* Begin TASK MATERIAL *

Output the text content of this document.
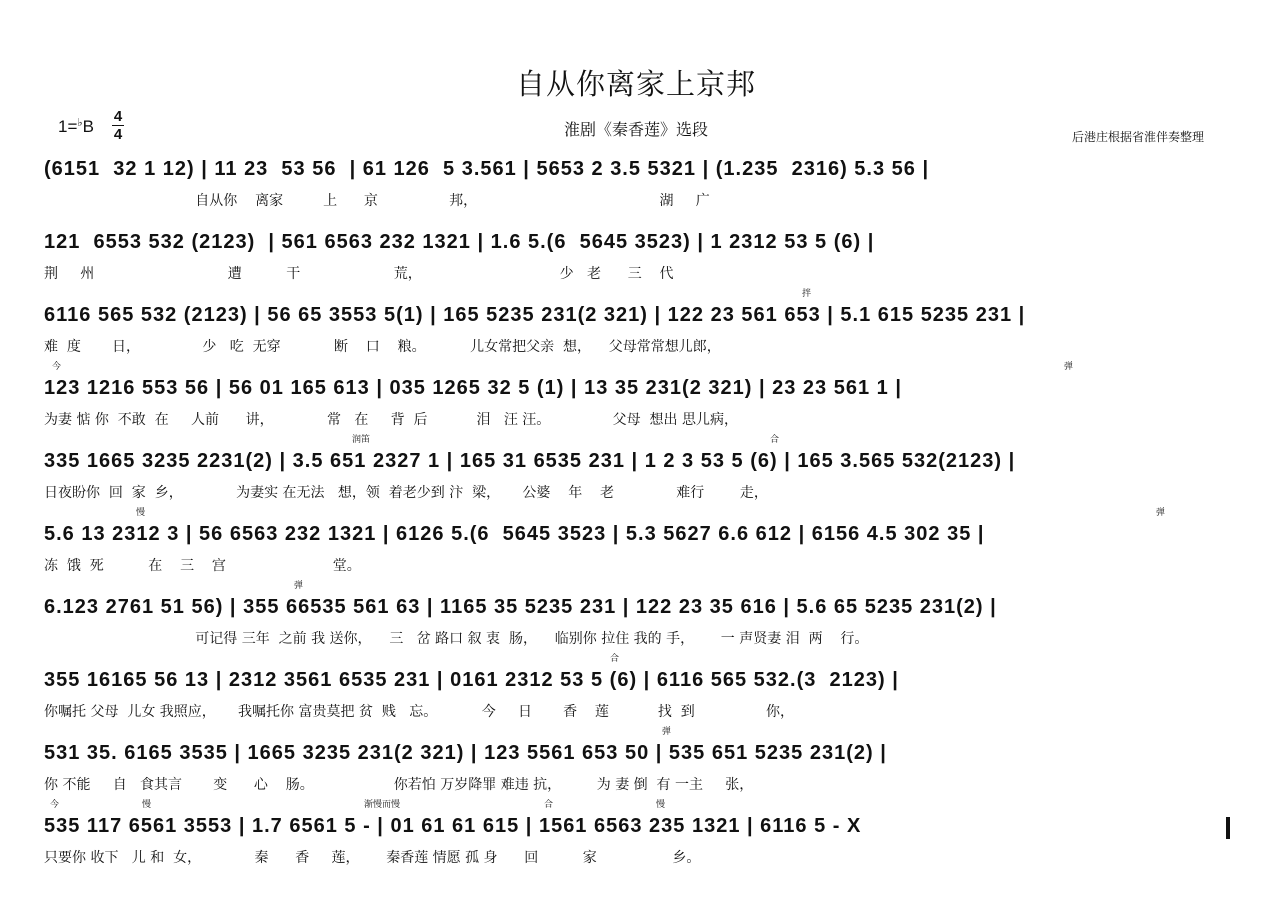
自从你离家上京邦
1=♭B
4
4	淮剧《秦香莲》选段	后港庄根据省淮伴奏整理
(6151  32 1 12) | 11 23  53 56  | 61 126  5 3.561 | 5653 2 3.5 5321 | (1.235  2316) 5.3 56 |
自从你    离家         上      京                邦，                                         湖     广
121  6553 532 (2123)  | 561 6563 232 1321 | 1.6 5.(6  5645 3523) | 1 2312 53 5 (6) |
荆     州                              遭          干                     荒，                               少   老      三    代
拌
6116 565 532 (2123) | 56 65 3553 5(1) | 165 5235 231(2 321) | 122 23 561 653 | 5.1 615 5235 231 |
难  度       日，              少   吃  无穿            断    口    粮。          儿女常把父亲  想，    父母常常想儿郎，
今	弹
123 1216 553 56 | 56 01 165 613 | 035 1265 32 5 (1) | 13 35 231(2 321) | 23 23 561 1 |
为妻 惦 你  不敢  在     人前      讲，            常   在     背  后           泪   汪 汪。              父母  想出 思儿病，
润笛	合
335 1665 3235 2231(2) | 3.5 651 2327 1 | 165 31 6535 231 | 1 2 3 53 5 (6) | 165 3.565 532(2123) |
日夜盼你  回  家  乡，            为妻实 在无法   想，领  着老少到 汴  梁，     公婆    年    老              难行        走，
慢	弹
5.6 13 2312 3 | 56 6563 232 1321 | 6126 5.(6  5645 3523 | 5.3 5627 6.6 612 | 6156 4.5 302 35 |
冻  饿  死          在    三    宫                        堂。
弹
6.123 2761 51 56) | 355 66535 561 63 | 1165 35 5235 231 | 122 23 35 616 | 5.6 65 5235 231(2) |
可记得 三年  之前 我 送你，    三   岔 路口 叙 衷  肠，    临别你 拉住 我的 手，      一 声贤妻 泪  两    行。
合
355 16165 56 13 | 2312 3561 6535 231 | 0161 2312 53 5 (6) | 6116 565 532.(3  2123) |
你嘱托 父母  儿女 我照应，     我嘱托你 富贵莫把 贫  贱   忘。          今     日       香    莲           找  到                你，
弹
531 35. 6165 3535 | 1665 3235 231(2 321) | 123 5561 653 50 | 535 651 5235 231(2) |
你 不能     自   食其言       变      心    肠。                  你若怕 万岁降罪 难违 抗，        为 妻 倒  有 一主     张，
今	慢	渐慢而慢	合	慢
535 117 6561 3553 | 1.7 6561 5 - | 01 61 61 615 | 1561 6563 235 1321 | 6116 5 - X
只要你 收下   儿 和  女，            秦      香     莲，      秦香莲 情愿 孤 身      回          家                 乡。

* End TASK MATERIAL *

AIM: Omit every picture, then repeat the remaining data exactly as it appears above.

EXPECTED ANSWER:
Output the text content of this document.
自从你离家上京邦
1=♭B
4
4	淮剧《秦香莲》选段	后港庄根据省淮伴奏整理
(6151  32 1 12) | 11 23  53 56  | 61 126  5 3.561 | 5653 2 3.5 5321 | (1.235  2316) 5.3 56 |
自从你    离家         上      京                邦，                                         湖     广
121  6553 532 (2123)  | 561 6563 232 1321 | 1.6 5.(6  5645 3523) | 1 2312 53 5 (6) |
荆     州                              遭          干                     荒，                               少   老      三    代
拌
6116 565 532 (2123) | 56 65 3553 5(1) | 165 5235 231(2 321) | 122 23 561 653 | 5.1 615 5235 231 |
难  度       日，              少   吃  无穿            断    口    粮。          儿女常把父亲  想，    父母常常想儿郎，
今	弹
123 1216 553 56 | 56 01 165 613 | 035 1265 32 5 (1) | 13 35 231(2 321) | 23 23 561 1 |
为妻 惦 你  不敢  在     人前      讲，            常   在     背  后           泪   汪 汪。              父母  想出 思儿病，
润笛	合
335 1665 3235 2231(2) | 3.5 651 2327 1 | 165 31 6535 231 | 1 2 3 53 5 (6) | 165 3.565 532(2123) |
日夜盼你  回  家  乡，            为妻实 在无法   想，领  着老少到 汴  梁，     公婆    年    老              难行        走，
慢	弹
5.6 13 2312 3 | 56 6563 232 1321 | 6126 5.(6  5645 3523 | 5.3 5627 6.6 612 | 6156 4.5 302 35 |
冻  饿  死          在    三    宫                        堂。
弹
6.123 2761 51 56) | 355 66535 561 63 | 1165 35 5235 231 | 122 23 35 616 | 5.6 65 5235 231(2) |
可记得 三年  之前 我 送你，    三   岔 路口 叙 衷  肠，    临别你 拉住 我的 手，      一 声贤妻 泪  两    行。
合
355 16165 56 13 | 2312 3561 6535 231 | 0161 2312 53 5 (6) | 6116 565 532.(3  2123) |
你嘱托 父母  儿女 我照应，     我嘱托你 富贵莫把 贫  贱   忘。          今     日       香    莲           找  到                你，
弹
531 35. 6165 3535 | 1665 3235 231(2 321) | 123 5561 653 50 | 535 651 5235 231(2) |
你 不能     自   食其言       变      心    肠。                  你若怕 万岁降罪 难违 抗，        为 妻 倒  有 一主     张，
今	慢	渐慢而慢	合	慢
535 117 6561 3553 | 1.7 6561 5 - | 01 61 61 615 | 1561 6563 235 1321 | 6116 5 - X
只要你 收下   儿 和  女，            秦      香     莲，      秦香莲 情愿 孤 身      回          家                 乡。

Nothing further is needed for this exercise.